• _Exercise requirements_:
1) In the footballer profile, which team beat the Kedah Darul Aman under-21 side in the final of the 2018 Piala Presiden?
2) Reproduce word for word the part of the footballer profile starting with "- 2026–: AAK" and going on through "A1 Semi-Pro League.".

• _Given passage_:

Fairuz Zakaria

Personal information
- Full name: Mohammad Fairuz bin Zakaria
- Date of birth: 25 May 1997 (age 29)
- Place of birth: Penang, Malaysia
- Height: 1.73 m (5 ft 8 in)
- Position: Full-back

Team information
- Current team: AAK UNISEL
- Number: 15

Youth career
- 2018–2019: Kedah Darul Aman U21

Senior career*
- Years: Team / Apps / (Gls)
- 2019: Perlis Northern Lions / 0 / (0)
- 2019: Kedah Darul Aman / 0 / (0)
- 2020: Penang / 8 / (0)
- 2021: Kedah Darul Aman / 12 / (0)
- 2022–2025: Penang / 40 / (0)
- 2025–2026: DPMM / 19 / (0)
- 2026–: AAK UNISEL / 0 / (0)

= Fairuz Zakaria =

Malaysian footballer

Mohammad Fairuz bin Zakaria (born 25 May 1997) is a Malaysian professional footballer who plays as a full-back for AAK UNISEL FC of the Malaysia A1 Semi-Pro League.

==Playing career ==

Fairuz was a member of the Kedah Darul Aman under-21 team that reached all the way to the final of the 2018 Piala Presiden where they were beaten by Terengganu III.

At the start of the 2019 Malaysia Premier League, Fairuz moved to Perlis Northern Lions but the team were disqualified from the league after only three matches played due to inaccurate documentation of feasibility by the Malaysian Football League (MFL). Fairuz returned to Kedah Darul Aman, being registered with the first team in mid-season.

• _Data_:
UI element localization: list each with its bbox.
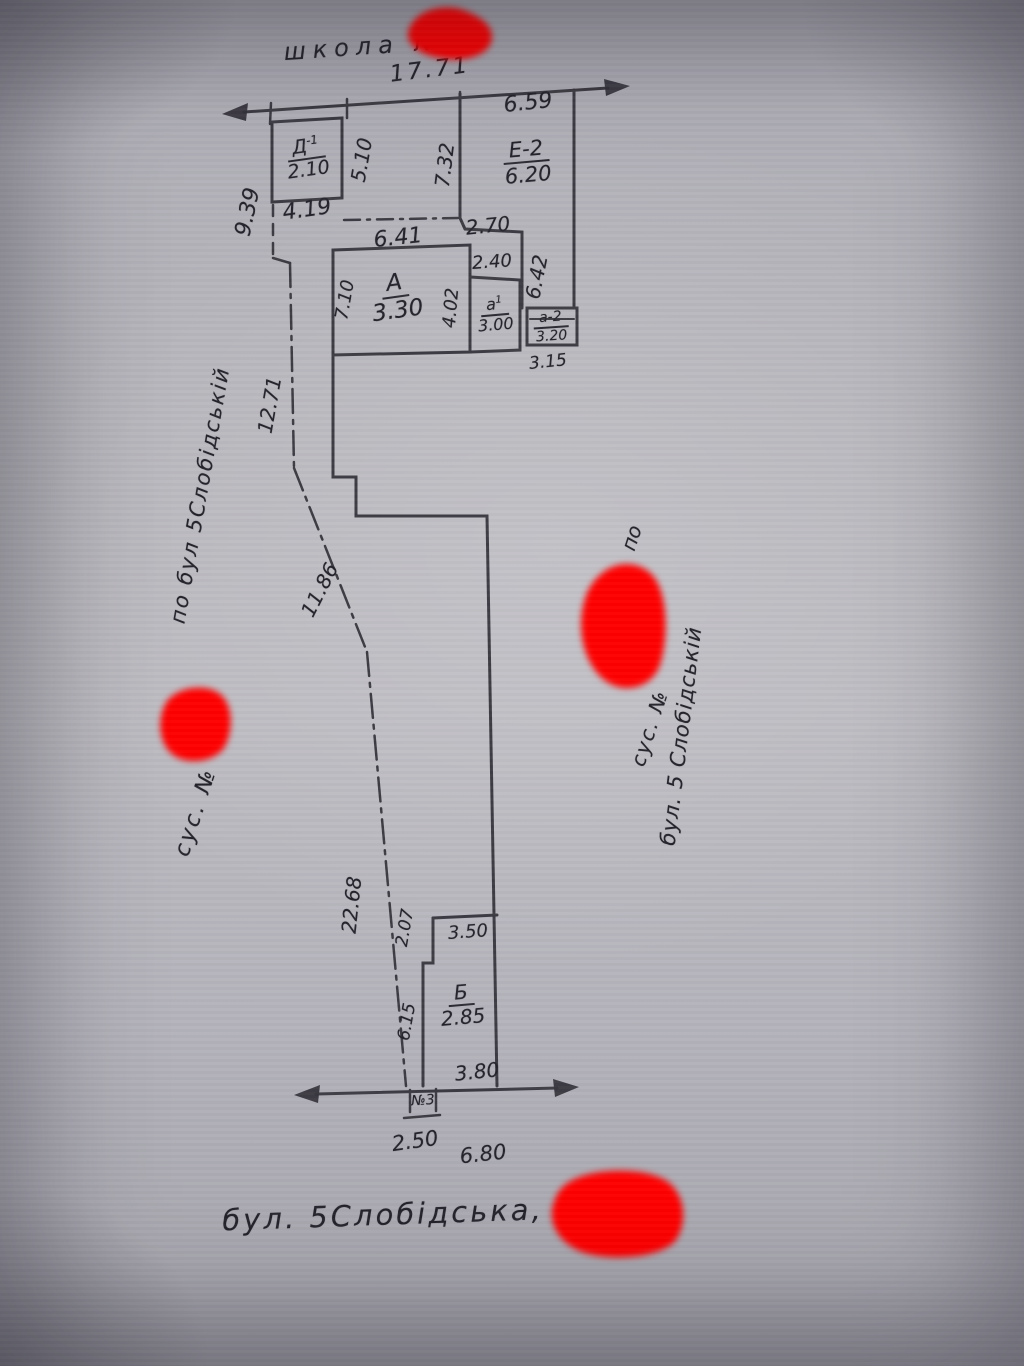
redaction-blob-house-number (552, 1171, 683, 1258)
scanned-plan-page: школа № 17.71 6.59 Д-1 2.10 5.10 4.19 9.… (0, 0, 1024, 1366)
redaction-blob-school (408, 7, 492, 59)
redaction-blob-right-neighbor (581, 564, 665, 688)
redaction-blob-left-neighbor (160, 688, 230, 761)
redaction-layer (0, 0, 1024, 1366)
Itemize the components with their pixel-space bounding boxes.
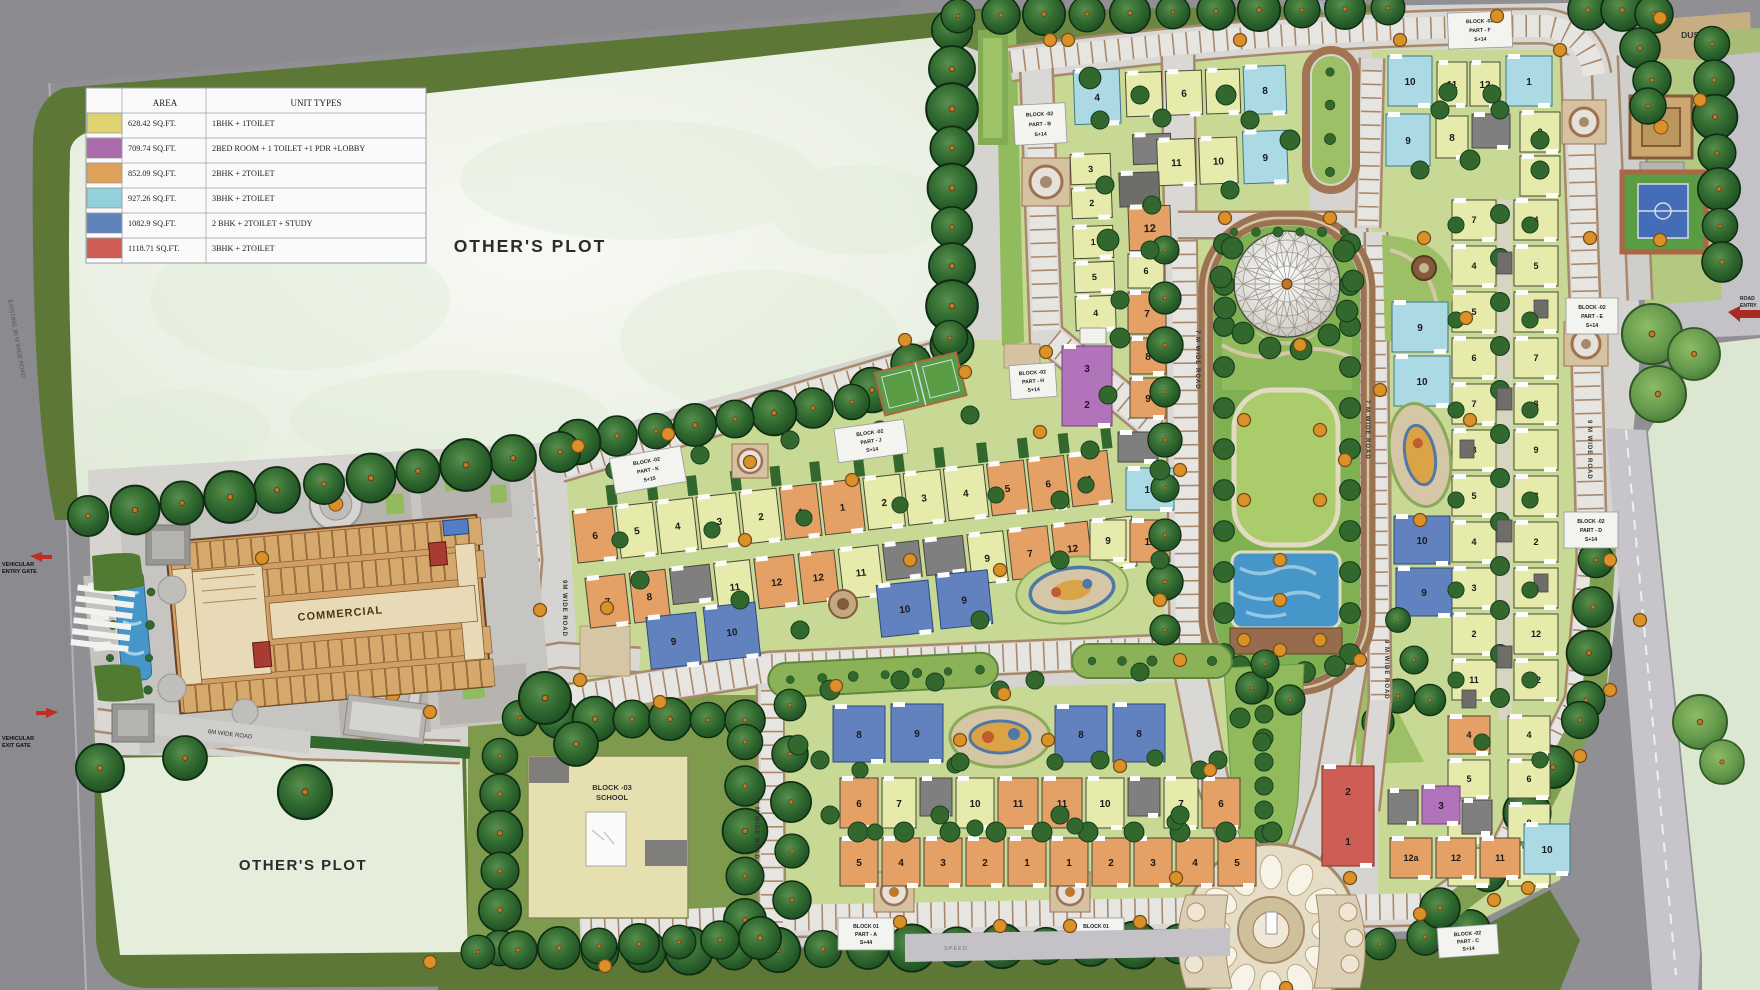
svg-text:4: 4 xyxy=(1094,93,1100,104)
svg-text:S+14: S+14 xyxy=(1462,946,1475,953)
svg-text:6: 6 xyxy=(1471,353,1476,363)
svg-text:12a: 12a xyxy=(1403,853,1419,863)
svg-text:SCHOOL: SCHOOL xyxy=(596,793,629,802)
svg-text:9: 9 xyxy=(1417,323,1423,334)
svg-text:10: 10 xyxy=(969,799,981,810)
svg-text:8: 8 xyxy=(1078,730,1084,741)
svg-text:927.26 SQ.FT.: 927.26 SQ.FT. xyxy=(128,194,176,203)
svg-text:5: 5 xyxy=(1471,491,1476,501)
svg-text:3: 3 xyxy=(1150,858,1156,869)
svg-text:11: 11 xyxy=(1013,799,1024,810)
svg-text:8: 8 xyxy=(1262,86,1268,97)
svg-text:7 M WIDE ROAD: 7 M WIDE ROAD xyxy=(1194,330,1200,390)
svg-text:1082.9 SQ.FT.: 1082.9 SQ.FT. xyxy=(128,219,176,228)
svg-text:BLOCK -02: BLOCK -02 xyxy=(1577,519,1604,525)
svg-text:3: 3 xyxy=(1088,164,1093,174)
svg-text:5: 5 xyxy=(1533,261,1538,271)
svg-text:12: 12 xyxy=(812,572,825,584)
svg-text:PART - D: PART - D xyxy=(1580,528,1602,534)
svg-text:3: 3 xyxy=(940,858,946,869)
svg-text:10: 10 xyxy=(1404,77,1416,88)
svg-text:8: 8 xyxy=(1136,729,1142,740)
svg-text:4: 4 xyxy=(1526,730,1531,740)
svg-text:8: 8 xyxy=(856,730,862,741)
svg-text:9: 9 xyxy=(1533,445,1538,455)
svg-text:10: 10 xyxy=(726,627,739,639)
svg-text:PART - A: PART - A xyxy=(855,932,877,938)
svg-text:9 M WIDE ROAD: 9 M WIDE ROAD xyxy=(1586,420,1592,480)
svg-text:6: 6 xyxy=(1181,89,1187,100)
svg-text:2BED ROOM + 1 TOILET +1 PDR +L: 2BED ROOM + 1 TOILET +1 PDR +LOBBY xyxy=(212,144,365,153)
svg-text:OTHER'S PLOT: OTHER'S PLOT xyxy=(239,857,367,874)
svg-text:3BHK + 2TOILET: 3BHK + 2TOILET xyxy=(212,244,275,253)
svg-text:709.74 SQ.FT.: 709.74 SQ.FT. xyxy=(128,144,176,153)
svg-text:4: 4 xyxy=(898,858,904,869)
svg-text:ENTRY GATE: ENTRY GATE xyxy=(2,569,37,575)
svg-text:OTHER'S PLOT: OTHER'S PLOT xyxy=(454,236,607,256)
svg-text:12: 12 xyxy=(771,577,784,589)
svg-text:2: 2 xyxy=(1471,629,1476,639)
svg-text:ENTRY: ENTRY xyxy=(1740,303,1757,309)
svg-text:4: 4 xyxy=(1093,308,1098,318)
svg-text:BLOCK -03: BLOCK -03 xyxy=(592,783,632,792)
svg-text:10: 10 xyxy=(1416,536,1428,547)
svg-text:3: 3 xyxy=(1438,801,1444,812)
svg-text:9: 9 xyxy=(1405,136,1411,147)
svg-text:2: 2 xyxy=(1084,400,1090,411)
svg-text:12: 12 xyxy=(1531,629,1541,639)
svg-text:7: 7 xyxy=(896,799,902,810)
svg-text:1: 1 xyxy=(1066,858,1072,869)
svg-text:1: 1 xyxy=(1526,77,1532,88)
svg-text:9: 9 xyxy=(1262,153,1268,164)
svg-text:S+44: S+44 xyxy=(860,940,872,946)
svg-text:12: 12 xyxy=(1067,543,1080,555)
svg-text:11: 11 xyxy=(855,567,867,579)
svg-text:UNIT TYPES: UNIT TYPES xyxy=(291,98,342,108)
svg-text:6: 6 xyxy=(856,799,862,810)
svg-text:ROAD: ROAD xyxy=(1740,296,1755,302)
svg-text:3BHK + 2TOILET: 3BHK + 2TOILET xyxy=(212,194,275,203)
svg-text:852.09 SQ.FT.: 852.09 SQ.FT. xyxy=(128,169,176,178)
svg-text:S+14: S+14 xyxy=(1027,387,1040,394)
svg-text:1BHK + 1TOILET: 1BHK + 1TOILET xyxy=(212,119,275,128)
svg-text:12: 12 xyxy=(1451,853,1461,863)
svg-text:1: 1 xyxy=(1090,237,1095,247)
svg-text:9 M WIDE ROAD: 9 M WIDE ROAD xyxy=(1383,640,1389,700)
svg-text:10: 10 xyxy=(899,604,912,616)
svg-text:1: 1 xyxy=(1024,858,1030,869)
svg-text:PART - B: PART - B xyxy=(1029,121,1052,128)
svg-text:9M WIDE ROAD: 9M WIDE ROAD xyxy=(561,580,567,637)
svg-text:1: 1 xyxy=(1345,837,1351,848)
svg-text:7: 7 xyxy=(1471,399,1476,409)
svg-text:10: 10 xyxy=(1213,156,1225,167)
svg-text:10: 10 xyxy=(1416,377,1428,388)
svg-text:2: 2 xyxy=(1533,537,1538,547)
svg-text:2: 2 xyxy=(1089,198,1094,208)
svg-text:PART - E: PART - E xyxy=(1581,314,1603,320)
svg-text:6: 6 xyxy=(1218,799,1224,810)
svg-text:4: 4 xyxy=(1466,730,1471,740)
svg-text:1118.71 SQ.FT.: 1118.71 SQ.FT. xyxy=(128,244,180,253)
svg-text:VEHICULAR: VEHICULAR xyxy=(2,736,34,742)
svg-text:S+14: S+14 xyxy=(1474,37,1487,43)
svg-text:2BHK + 2TOILET: 2BHK + 2TOILET xyxy=(212,169,275,178)
svg-text:10: 10 xyxy=(1099,799,1111,810)
svg-text:6: 6 xyxy=(1526,774,1531,784)
svg-text:11: 11 xyxy=(1171,158,1182,169)
svg-text:9 M WIDE ROAD: 9 M WIDE ROAD xyxy=(753,800,759,860)
svg-text:S+14: S+14 xyxy=(1585,537,1597,543)
svg-text:3: 3 xyxy=(1471,583,1476,593)
svg-text:EXIT GATE: EXIT GATE xyxy=(2,743,31,749)
svg-text:PART - F: PART - F xyxy=(1469,27,1491,34)
svg-text:9: 9 xyxy=(914,729,920,740)
svg-text:10: 10 xyxy=(1541,845,1553,856)
svg-text:7 M WIDE ROAD: 7 M WIDE ROAD xyxy=(1364,400,1370,460)
svg-text:BLOCK -02: BLOCK -02 xyxy=(1578,305,1605,311)
svg-text:S+14: S+14 xyxy=(1034,131,1047,138)
svg-text:2: 2 xyxy=(1108,858,1114,869)
svg-text:11: 11 xyxy=(1469,675,1479,685)
svg-text:11: 11 xyxy=(1495,853,1505,863)
svg-text:2: 2 xyxy=(982,858,988,869)
svg-text:9: 9 xyxy=(1105,536,1111,547)
svg-text:5: 5 xyxy=(856,858,862,869)
svg-text:AREA: AREA xyxy=(153,98,178,108)
svg-text:2 BHK + 2TOILET + STUDY: 2 BHK + 2TOILET + STUDY xyxy=(212,219,313,228)
svg-text:4: 4 xyxy=(1471,537,1476,547)
svg-text:5: 5 xyxy=(1234,858,1240,869)
svg-text:6: 6 xyxy=(1143,266,1148,276)
svg-text:8: 8 xyxy=(1449,133,1455,144)
svg-text:12: 12 xyxy=(1143,223,1156,235)
svg-text:BLOCK 01: BLOCK 01 xyxy=(1083,924,1109,930)
svg-text:5: 5 xyxy=(1466,774,1471,784)
svg-text:7: 7 xyxy=(1144,309,1150,320)
svg-text:628.42 SQ.FT.: 628.42 SQ.FT. xyxy=(128,119,176,128)
svg-text:7: 7 xyxy=(1533,353,1538,363)
svg-text:7: 7 xyxy=(1471,215,1476,225)
svg-text:BLOCK -02: BLOCK -02 xyxy=(1466,18,1494,25)
svg-text:4: 4 xyxy=(1192,858,1198,869)
svg-text:2: 2 xyxy=(1345,787,1351,798)
svg-text:4: 4 xyxy=(1471,261,1476,271)
svg-text:SPEED: SPEED xyxy=(944,946,968,952)
svg-text:BLOCK 01: BLOCK 01 xyxy=(853,924,879,930)
svg-text:VEHICULAR: VEHICULAR xyxy=(2,562,34,568)
svg-text:5: 5 xyxy=(1092,272,1097,282)
svg-text:9: 9 xyxy=(1421,588,1427,599)
svg-text:S+14: S+14 xyxy=(1586,323,1598,329)
svg-text:3: 3 xyxy=(1084,364,1090,375)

• _Task solutions_:
1) Terengganu III

2)
- 2026–: AAK UNISEL / 0 / (0)

= Fairuz Zakaria =

Malaysian footballer

Mohammad Fairuz bin Zakaria (born 25 May 1997) is a Malaysian professional footballer who plays as a full-back for AAK UNISEL FC of the Malaysia A1 Semi-Pro League.